____ Records for processing

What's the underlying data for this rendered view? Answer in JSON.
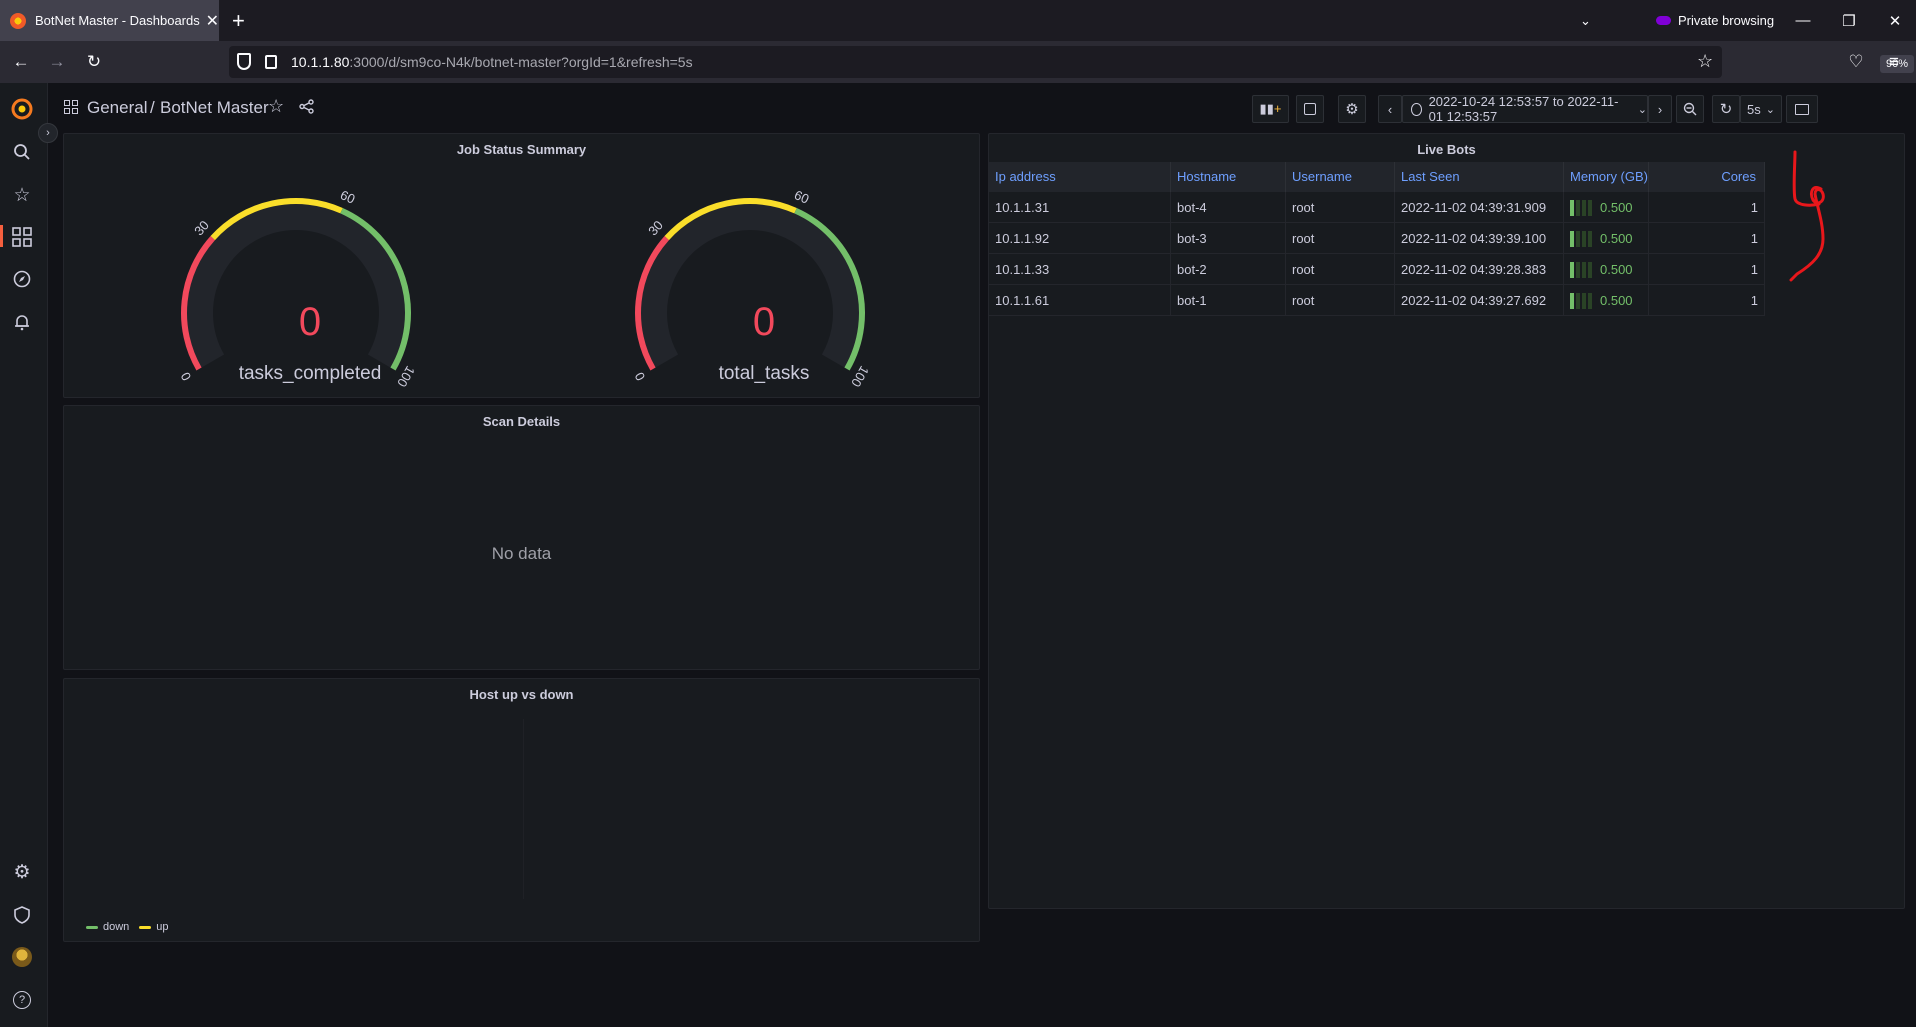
{
  "browser": {
    "tab_title": "BotNet Master - Dashboards - G",
    "new_tab": "+",
    "private_label": "Private browsing",
    "url_host": "10.1.1.80",
    "url_rest": ":3000/d/sm9co-N4k/botnet-master?orgId=1&refresh=5s",
    "zoom": "90%"
  },
  "breadcrumb": {
    "folder": "General",
    "separator": "/",
    "dashboard": "BotNet Master"
  },
  "toolbar": {
    "time_range": "2022-10-24 12:53:57 to 2022-11-01 12:53:57",
    "refresh": "5s"
  },
  "panels": {
    "job_status": {
      "title": "Job Status Summary",
      "gauges": [
        {
          "value": "0",
          "name": "tasks_completed",
          "ticks": [
            "0",
            "30",
            "60",
            "100"
          ],
          "min": 0,
          "max": 100
        },
        {
          "value": "0",
          "name": "total_tasks",
          "ticks": [
            "0",
            "30",
            "60",
            "100"
          ],
          "min": 0,
          "max": 100
        }
      ],
      "threshold_colors": [
        "#f2495c",
        "#fade2a",
        "#73bf69"
      ]
    },
    "scan_details": {
      "title": "Scan Details",
      "empty": "No data"
    },
    "host_updown": {
      "title": "Host up vs down",
      "legend": [
        {
          "label": "down",
          "color": "#73bf69"
        },
        {
          "label": "up",
          "color": "#fade2a"
        }
      ]
    },
    "live_bots": {
      "title": "Live Bots",
      "columns": [
        "Ip address",
        "Hostname",
        "Username",
        "Last Seen",
        "Memory (GB)",
        "Cores"
      ],
      "rows": [
        {
          "ip": "10.1.1.31",
          "host": "bot-4",
          "user": "root",
          "seen": "2022-11-02 04:39:31.909",
          "mem": "0.500",
          "mem_fraction": 0.25,
          "cores": "1"
        },
        {
          "ip": "10.1.1.92",
          "host": "bot-3",
          "user": "root",
          "seen": "2022-11-02 04:39:39.100",
          "mem": "0.500",
          "mem_fraction": 0.25,
          "cores": "1"
        },
        {
          "ip": "10.1.1.33",
          "host": "bot-2",
          "user": "root",
          "seen": "2022-11-02 04:39:28.383",
          "mem": "0.500",
          "mem_fraction": 0.25,
          "cores": "1"
        },
        {
          "ip": "10.1.1.61",
          "host": "bot-1",
          "user": "root",
          "seen": "2022-11-02 04:39:27.692",
          "mem": "0.500",
          "mem_fraction": 0.25,
          "cores": "1"
        }
      ]
    }
  }
}
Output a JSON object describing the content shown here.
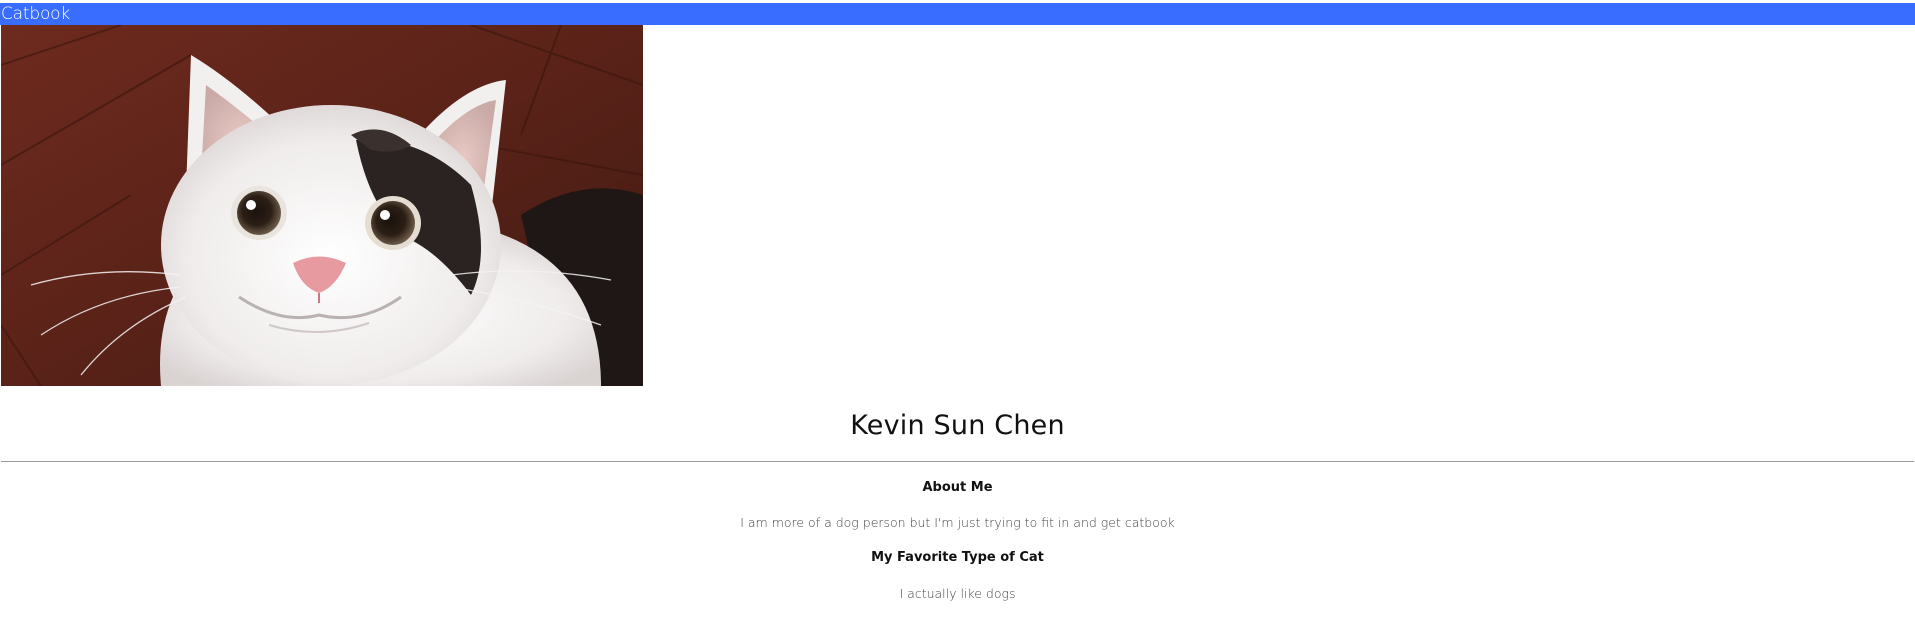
{
  "navbar": {
    "title": "Catbook",
    "background_color": "#396dff"
  },
  "profile": {
    "photo_icon": "cat-photo",
    "name": "Kevin Sun Chen"
  },
  "about_me": {
    "heading": "About Me",
    "text": "I am more of a dog person but I'm just trying to fit in and get catbook"
  },
  "favorite_cat": {
    "heading": "My Favorite Type of Cat",
    "text": "I actually like dogs"
  }
}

________

What is needed: Every record gets retyped exactly; no picture goes into the copy.

Response to this exercise:
What's the underlying data for this rendered view? Answer in JSON.
{
  "browser": {
    "tab_title": "BotNet Master - Dashboards - G",
    "new_tab": "+",
    "private_label": "Private browsing",
    "url_host": "10.1.1.80",
    "url_rest": ":3000/d/sm9co-N4k/botnet-master?orgId=1&refresh=5s",
    "zoom": "90%"
  },
  "breadcrumb": {
    "folder": "General",
    "separator": "/",
    "dashboard": "BotNet Master"
  },
  "toolbar": {
    "time_range": "2022-10-24 12:53:57 to 2022-11-01 12:53:57",
    "refresh": "5s"
  },
  "panels": {
    "job_status": {
      "title": "Job Status Summary",
      "gauges": [
        {
          "value": "0",
          "name": "tasks_completed",
          "ticks": [
            "0",
            "30",
            "60",
            "100"
          ],
          "min": 0,
          "max": 100
        },
        {
          "value": "0",
          "name": "total_tasks",
          "ticks": [
            "0",
            "30",
            "60",
            "100"
          ],
          "min": 0,
          "max": 100
        }
      ],
      "threshold_colors": [
        "#f2495c",
        "#fade2a",
        "#73bf69"
      ]
    },
    "scan_details": {
      "title": "Scan Details",
      "empty": "No data"
    },
    "host_updown": {
      "title": "Host up vs down",
      "legend": [
        {
          "label": "down",
          "color": "#73bf69"
        },
        {
          "label": "up",
          "color": "#fade2a"
        }
      ]
    },
    "live_bots": {
      "title": "Live Bots",
      "columns": [
        "Ip address",
        "Hostname",
        "Username",
        "Last Seen",
        "Memory (GB)",
        "Cores"
      ],
      "rows": [
        {
          "ip": "10.1.1.31",
          "host": "bot-4",
          "user": "root",
          "seen": "2022-11-02 04:39:31.909",
          "mem": "0.500",
          "mem_fraction": 0.25,
          "cores": "1"
        },
        {
          "ip": "10.1.1.92",
          "host": "bot-3",
          "user": "root",
          "seen": "2022-11-02 04:39:39.100",
          "mem": "0.500",
          "mem_fraction": 0.25,
          "cores": "1"
        },
        {
          "ip": "10.1.1.33",
          "host": "bot-2",
          "user": "root",
          "seen": "2022-11-02 04:39:28.383",
          "mem": "0.500",
          "mem_fraction": 0.25,
          "cores": "1"
        },
        {
          "ip": "10.1.1.61",
          "host": "bot-1",
          "user": "root",
          "seen": "2022-11-02 04:39:27.692",
          "mem": "0.500",
          "mem_fraction": 0.25,
          "cores": "1"
        }
      ]
    }
  }
}
Output a JSON object describing the content shown here.
{
  "navbar": {
    "title": "Catbook",
    "background_color": "#396dff"
  },
  "profile": {
    "photo_icon": "cat-photo",
    "name": "Kevin Sun Chen"
  },
  "about_me": {
    "heading": "About Me",
    "text": "I am more of a dog person but I'm just trying to fit in and get catbook"
  },
  "favorite_cat": {
    "heading": "My Favorite Type of Cat",
    "text": "I actually like dogs"
  }
}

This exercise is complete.